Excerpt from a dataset
* * * * *

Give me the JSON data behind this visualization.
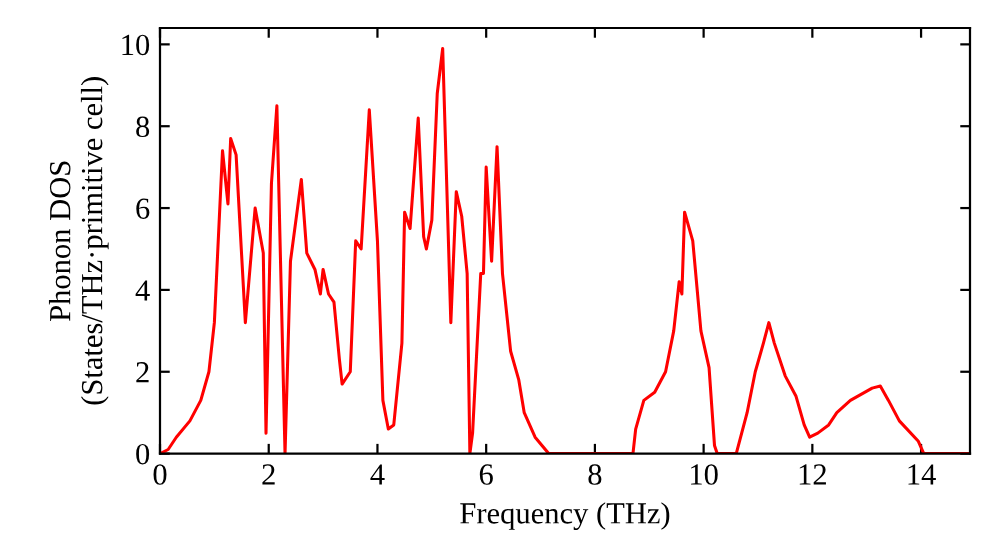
{
  "chart_data": {
    "type": "line",
    "xlabel": "Frequency (THz)",
    "ylabel": "Phonon DOS\n(States/THz·primitive cell)",
    "xlim": [
      0,
      14.9
    ],
    "ylim": [
      0,
      10.4
    ],
    "xticks": [
      0,
      2,
      4,
      6,
      8,
      10,
      12,
      14
    ],
    "yticks": [
      0,
      2,
      4,
      6,
      8,
      10
    ],
    "grid": false,
    "marker": "none",
    "line_style": "solid",
    "series": [
      {
        "color": "#ff0000",
        "x": [
          0,
          0.15,
          0.3,
          0.55,
          0.75,
          0.9,
          1.0,
          1.15,
          1.25,
          1.3,
          1.4,
          1.57,
          1.75,
          1.9,
          1.95,
          2.05,
          2.15,
          2.3,
          2.4,
          2.6,
          2.7,
          2.85,
          2.95,
          3.0,
          3.1,
          3.2,
          3.3,
          3.35,
          3.5,
          3.6,
          3.7,
          3.85,
          4.0,
          4.1,
          4.2,
          4.3,
          4.45,
          4.5,
          4.6,
          4.75,
          4.85,
          4.9,
          5.0,
          5.1,
          5.2,
          5.35,
          5.45,
          5.55,
          5.65,
          5.7,
          5.75,
          5.9,
          5.95,
          6.0,
          6.1,
          6.2,
          6.3,
          6.45,
          6.6,
          6.7,
          6.9,
          7.15,
          8.7,
          8.75,
          8.9,
          9.1,
          9.3,
          9.45,
          9.55,
          9.6,
          9.65,
          9.8,
          9.95,
          10.1,
          10.2,
          10.25,
          10.6,
          10.8,
          10.95,
          11.1,
          11.2,
          11.3,
          11.5,
          11.7,
          11.85,
          11.95,
          12.1,
          12.3,
          12.45,
          12.7,
          13.1,
          13.25,
          13.4,
          13.6,
          13.95,
          14.05,
          14.9
        ],
        "values": [
          0,
          0.1,
          0.4,
          0.8,
          1.3,
          2.0,
          3.2,
          7.4,
          6.1,
          7.7,
          7.3,
          3.2,
          6.0,
          4.9,
          0.5,
          6.6,
          8.5,
          0,
          4.7,
          6.7,
          4.9,
          4.5,
          3.9,
          4.5,
          3.9,
          3.7,
          2.3,
          1.7,
          2.0,
          5.2,
          5.0,
          8.4,
          5.2,
          1.3,
          0.6,
          0.7,
          2.7,
          5.9,
          5.5,
          8.2,
          5.3,
          5.0,
          5.7,
          8.8,
          9.9,
          3.2,
          6.4,
          5.8,
          4.4,
          0,
          0.5,
          4.4,
          4.4,
          7.0,
          4.7,
          7.5,
          4.4,
          2.5,
          1.8,
          1.0,
          0.4,
          0,
          0,
          0.6,
          1.3,
          1.5,
          2.0,
          3.0,
          4.2,
          3.9,
          5.9,
          5.2,
          3.0,
          2.1,
          0.2,
          0,
          0,
          1.0,
          2.0,
          2.7,
          3.2,
          2.7,
          1.9,
          1.4,
          0.7,
          0.4,
          0.5,
          0.7,
          1.0,
          1.3,
          1.6,
          1.65,
          1.3,
          0.8,
          0.3,
          0,
          0
        ]
      }
    ]
  }
}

* * * * *

■ Challenge ■
Repeat the records above exactly, omitting every picture.

■ Response to this exercise ■
Give me the JSON data behind this visualization.
{
  "chart_data": {
    "type": "line",
    "xlabel": "Frequency (THz)",
    "ylabel": "Phonon DOS\n(States/THz·primitive cell)",
    "xlim": [
      0,
      14.9
    ],
    "ylim": [
      0,
      10.4
    ],
    "xticks": [
      0,
      2,
      4,
      6,
      8,
      10,
      12,
      14
    ],
    "yticks": [
      0,
      2,
      4,
      6,
      8,
      10
    ],
    "grid": false,
    "marker": "none",
    "line_style": "solid",
    "series": [
      {
        "color": "#ff0000",
        "x": [
          0,
          0.15,
          0.3,
          0.55,
          0.75,
          0.9,
          1.0,
          1.15,
          1.25,
          1.3,
          1.4,
          1.57,
          1.75,
          1.9,
          1.95,
          2.05,
          2.15,
          2.3,
          2.4,
          2.6,
          2.7,
          2.85,
          2.95,
          3.0,
          3.1,
          3.2,
          3.3,
          3.35,
          3.5,
          3.6,
          3.7,
          3.85,
          4.0,
          4.1,
          4.2,
          4.3,
          4.45,
          4.5,
          4.6,
          4.75,
          4.85,
          4.9,
          5.0,
          5.1,
          5.2,
          5.35,
          5.45,
          5.55,
          5.65,
          5.7,
          5.75,
          5.9,
          5.95,
          6.0,
          6.1,
          6.2,
          6.3,
          6.45,
          6.6,
          6.7,
          6.9,
          7.15,
          8.7,
          8.75,
          8.9,
          9.1,
          9.3,
          9.45,
          9.55,
          9.6,
          9.65,
          9.8,
          9.95,
          10.1,
          10.2,
          10.25,
          10.6,
          10.8,
          10.95,
          11.1,
          11.2,
          11.3,
          11.5,
          11.7,
          11.85,
          11.95,
          12.1,
          12.3,
          12.45,
          12.7,
          13.1,
          13.25,
          13.4,
          13.6,
          13.95,
          14.05,
          14.9
        ],
        "values": [
          0,
          0.1,
          0.4,
          0.8,
          1.3,
          2.0,
          3.2,
          7.4,
          6.1,
          7.7,
          7.3,
          3.2,
          6.0,
          4.9,
          0.5,
          6.6,
          8.5,
          0,
          4.7,
          6.7,
          4.9,
          4.5,
          3.9,
          4.5,
          3.9,
          3.7,
          2.3,
          1.7,
          2.0,
          5.2,
          5.0,
          8.4,
          5.2,
          1.3,
          0.6,
          0.7,
          2.7,
          5.9,
          5.5,
          8.2,
          5.3,
          5.0,
          5.7,
          8.8,
          9.9,
          3.2,
          6.4,
          5.8,
          4.4,
          0,
          0.5,
          4.4,
          4.4,
          7.0,
          4.7,
          7.5,
          4.4,
          2.5,
          1.8,
          1.0,
          0.4,
          0,
          0,
          0.6,
          1.3,
          1.5,
          2.0,
          3.0,
          4.2,
          3.9,
          5.9,
          5.2,
          3.0,
          2.1,
          0.2,
          0,
          0,
          1.0,
          2.0,
          2.7,
          3.2,
          2.7,
          1.9,
          1.4,
          0.7,
          0.4,
          0.5,
          0.7,
          1.0,
          1.3,
          1.6,
          1.65,
          1.3,
          0.8,
          0.3,
          0,
          0
        ]
      }
    ]
  }
}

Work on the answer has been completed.